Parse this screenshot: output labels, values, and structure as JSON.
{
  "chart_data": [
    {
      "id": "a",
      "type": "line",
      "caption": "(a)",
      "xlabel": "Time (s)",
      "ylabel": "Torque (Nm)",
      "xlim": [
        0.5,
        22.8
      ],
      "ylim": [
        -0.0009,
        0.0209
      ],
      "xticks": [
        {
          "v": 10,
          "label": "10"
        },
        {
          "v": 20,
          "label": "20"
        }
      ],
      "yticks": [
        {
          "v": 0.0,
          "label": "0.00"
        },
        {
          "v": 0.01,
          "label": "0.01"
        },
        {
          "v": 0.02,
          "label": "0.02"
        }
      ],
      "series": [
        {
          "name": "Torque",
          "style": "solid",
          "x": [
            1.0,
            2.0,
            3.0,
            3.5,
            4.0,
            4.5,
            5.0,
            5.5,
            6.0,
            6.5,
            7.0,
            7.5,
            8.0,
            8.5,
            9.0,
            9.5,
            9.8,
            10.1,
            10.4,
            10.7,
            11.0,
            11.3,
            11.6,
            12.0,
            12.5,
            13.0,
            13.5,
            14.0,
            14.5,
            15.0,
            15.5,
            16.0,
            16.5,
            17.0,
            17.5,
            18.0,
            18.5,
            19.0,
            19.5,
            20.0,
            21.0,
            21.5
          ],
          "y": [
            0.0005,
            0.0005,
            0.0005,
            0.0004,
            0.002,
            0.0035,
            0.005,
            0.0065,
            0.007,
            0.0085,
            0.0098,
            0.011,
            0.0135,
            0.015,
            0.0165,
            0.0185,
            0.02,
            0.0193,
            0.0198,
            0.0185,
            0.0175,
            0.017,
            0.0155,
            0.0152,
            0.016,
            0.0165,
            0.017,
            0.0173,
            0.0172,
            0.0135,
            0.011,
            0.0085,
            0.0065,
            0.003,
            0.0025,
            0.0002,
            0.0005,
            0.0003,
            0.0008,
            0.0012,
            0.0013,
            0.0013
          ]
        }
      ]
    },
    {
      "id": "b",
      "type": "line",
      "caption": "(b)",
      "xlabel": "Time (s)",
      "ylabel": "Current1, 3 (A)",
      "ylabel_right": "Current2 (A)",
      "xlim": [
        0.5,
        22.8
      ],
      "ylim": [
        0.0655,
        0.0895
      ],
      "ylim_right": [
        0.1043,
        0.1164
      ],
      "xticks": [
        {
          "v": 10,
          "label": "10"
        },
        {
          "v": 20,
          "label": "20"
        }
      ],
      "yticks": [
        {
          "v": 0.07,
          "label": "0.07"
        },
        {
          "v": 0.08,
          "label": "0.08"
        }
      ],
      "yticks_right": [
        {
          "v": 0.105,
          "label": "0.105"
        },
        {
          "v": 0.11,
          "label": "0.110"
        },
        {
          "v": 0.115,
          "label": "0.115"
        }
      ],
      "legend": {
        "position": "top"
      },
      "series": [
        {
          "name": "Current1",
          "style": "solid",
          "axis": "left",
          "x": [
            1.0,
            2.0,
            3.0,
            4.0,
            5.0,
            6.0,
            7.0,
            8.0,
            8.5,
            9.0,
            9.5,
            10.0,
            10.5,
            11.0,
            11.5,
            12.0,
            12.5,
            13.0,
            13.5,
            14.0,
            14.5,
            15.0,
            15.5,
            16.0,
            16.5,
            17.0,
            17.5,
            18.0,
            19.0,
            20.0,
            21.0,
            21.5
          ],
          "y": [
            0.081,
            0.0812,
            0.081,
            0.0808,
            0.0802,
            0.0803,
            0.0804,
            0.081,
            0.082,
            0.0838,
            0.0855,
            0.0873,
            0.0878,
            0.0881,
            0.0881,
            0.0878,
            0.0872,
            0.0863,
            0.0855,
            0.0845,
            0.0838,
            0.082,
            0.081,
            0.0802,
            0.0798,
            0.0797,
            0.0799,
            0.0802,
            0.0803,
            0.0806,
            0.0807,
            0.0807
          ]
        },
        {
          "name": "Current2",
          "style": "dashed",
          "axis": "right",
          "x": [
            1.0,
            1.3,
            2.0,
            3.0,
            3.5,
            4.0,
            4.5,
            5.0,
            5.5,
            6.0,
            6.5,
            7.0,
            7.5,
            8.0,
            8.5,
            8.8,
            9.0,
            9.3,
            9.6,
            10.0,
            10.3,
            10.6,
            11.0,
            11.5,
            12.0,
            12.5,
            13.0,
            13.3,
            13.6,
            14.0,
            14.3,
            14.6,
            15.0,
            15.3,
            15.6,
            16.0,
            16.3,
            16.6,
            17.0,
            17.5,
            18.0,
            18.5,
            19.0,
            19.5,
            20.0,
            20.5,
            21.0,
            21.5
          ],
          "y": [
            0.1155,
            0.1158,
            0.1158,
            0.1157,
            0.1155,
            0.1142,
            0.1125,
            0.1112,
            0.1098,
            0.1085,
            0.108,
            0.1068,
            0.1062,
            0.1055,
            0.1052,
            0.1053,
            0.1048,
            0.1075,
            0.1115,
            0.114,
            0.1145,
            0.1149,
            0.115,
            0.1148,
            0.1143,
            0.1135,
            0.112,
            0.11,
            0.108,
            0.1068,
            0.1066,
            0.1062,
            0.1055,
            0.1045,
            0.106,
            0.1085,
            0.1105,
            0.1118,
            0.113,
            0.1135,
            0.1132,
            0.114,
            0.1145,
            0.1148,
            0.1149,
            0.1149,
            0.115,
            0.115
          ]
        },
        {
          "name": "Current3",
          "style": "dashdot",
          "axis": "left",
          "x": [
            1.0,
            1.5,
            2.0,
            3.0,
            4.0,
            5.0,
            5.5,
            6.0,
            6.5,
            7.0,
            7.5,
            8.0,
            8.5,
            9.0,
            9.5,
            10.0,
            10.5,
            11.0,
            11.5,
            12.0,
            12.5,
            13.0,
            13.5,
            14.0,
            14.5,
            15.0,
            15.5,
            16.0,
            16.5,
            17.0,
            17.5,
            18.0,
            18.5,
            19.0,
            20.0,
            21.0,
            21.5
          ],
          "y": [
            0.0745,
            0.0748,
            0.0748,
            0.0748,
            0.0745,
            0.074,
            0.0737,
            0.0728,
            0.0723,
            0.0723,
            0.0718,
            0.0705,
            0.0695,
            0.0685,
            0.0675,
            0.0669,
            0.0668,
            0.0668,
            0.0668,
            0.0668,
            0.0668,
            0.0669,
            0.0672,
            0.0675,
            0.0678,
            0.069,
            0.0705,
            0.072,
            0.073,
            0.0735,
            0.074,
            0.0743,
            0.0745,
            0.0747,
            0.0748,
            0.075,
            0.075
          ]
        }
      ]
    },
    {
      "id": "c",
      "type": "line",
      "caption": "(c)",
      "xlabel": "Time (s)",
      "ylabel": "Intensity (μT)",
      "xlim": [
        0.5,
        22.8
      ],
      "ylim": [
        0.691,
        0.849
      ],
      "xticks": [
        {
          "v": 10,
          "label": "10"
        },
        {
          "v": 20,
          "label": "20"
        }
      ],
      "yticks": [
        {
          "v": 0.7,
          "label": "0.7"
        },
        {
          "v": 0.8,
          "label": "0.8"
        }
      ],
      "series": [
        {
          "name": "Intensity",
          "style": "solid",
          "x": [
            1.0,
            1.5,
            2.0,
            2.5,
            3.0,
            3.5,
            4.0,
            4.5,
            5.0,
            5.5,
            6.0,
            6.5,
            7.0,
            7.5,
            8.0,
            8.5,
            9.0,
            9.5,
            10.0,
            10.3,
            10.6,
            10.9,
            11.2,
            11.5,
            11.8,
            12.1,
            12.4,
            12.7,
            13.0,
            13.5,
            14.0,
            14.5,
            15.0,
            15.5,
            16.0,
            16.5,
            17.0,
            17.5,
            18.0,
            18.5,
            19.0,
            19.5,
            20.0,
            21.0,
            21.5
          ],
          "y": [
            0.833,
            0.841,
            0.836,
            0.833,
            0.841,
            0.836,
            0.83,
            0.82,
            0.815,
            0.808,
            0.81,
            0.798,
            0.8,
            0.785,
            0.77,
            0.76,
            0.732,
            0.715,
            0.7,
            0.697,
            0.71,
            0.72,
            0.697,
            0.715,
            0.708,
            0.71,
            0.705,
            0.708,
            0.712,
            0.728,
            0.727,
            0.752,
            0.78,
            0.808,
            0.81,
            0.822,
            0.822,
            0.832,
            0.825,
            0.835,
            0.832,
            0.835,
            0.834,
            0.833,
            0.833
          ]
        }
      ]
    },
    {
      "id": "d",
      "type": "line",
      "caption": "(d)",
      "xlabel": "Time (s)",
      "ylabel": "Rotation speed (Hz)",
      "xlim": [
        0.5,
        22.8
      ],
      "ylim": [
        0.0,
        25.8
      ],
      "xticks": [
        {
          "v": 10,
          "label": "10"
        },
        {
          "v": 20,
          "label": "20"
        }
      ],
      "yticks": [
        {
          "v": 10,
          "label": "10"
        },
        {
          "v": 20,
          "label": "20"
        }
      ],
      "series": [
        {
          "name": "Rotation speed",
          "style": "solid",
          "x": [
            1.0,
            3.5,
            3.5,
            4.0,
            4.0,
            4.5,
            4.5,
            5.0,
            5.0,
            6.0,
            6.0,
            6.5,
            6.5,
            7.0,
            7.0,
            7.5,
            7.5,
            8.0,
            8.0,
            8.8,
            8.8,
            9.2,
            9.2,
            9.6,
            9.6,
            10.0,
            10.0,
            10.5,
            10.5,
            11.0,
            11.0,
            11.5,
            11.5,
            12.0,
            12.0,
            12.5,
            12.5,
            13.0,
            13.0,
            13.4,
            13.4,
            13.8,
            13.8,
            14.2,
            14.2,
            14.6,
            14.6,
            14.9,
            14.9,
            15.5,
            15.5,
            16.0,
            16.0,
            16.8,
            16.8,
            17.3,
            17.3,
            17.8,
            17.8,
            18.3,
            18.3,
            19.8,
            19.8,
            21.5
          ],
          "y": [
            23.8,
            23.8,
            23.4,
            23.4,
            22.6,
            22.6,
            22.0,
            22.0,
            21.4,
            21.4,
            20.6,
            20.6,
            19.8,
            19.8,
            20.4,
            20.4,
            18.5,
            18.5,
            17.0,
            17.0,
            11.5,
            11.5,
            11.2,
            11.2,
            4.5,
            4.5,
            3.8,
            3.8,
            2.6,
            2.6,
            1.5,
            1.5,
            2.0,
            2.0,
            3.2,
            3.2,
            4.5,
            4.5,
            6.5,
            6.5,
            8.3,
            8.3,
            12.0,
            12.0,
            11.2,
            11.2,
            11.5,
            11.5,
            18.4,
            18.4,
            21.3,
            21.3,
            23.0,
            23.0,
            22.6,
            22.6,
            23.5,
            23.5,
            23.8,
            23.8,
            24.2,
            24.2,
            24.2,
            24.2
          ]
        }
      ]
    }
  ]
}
______________________________
▶ STATED EXERCISE: Copy down every line of the entries containing the word "caption".

▶ TASK SOLUTION:
      "caption": "(a)",
      "caption": "(b)",
      "caption": "(c)",
      "caption": "(d)",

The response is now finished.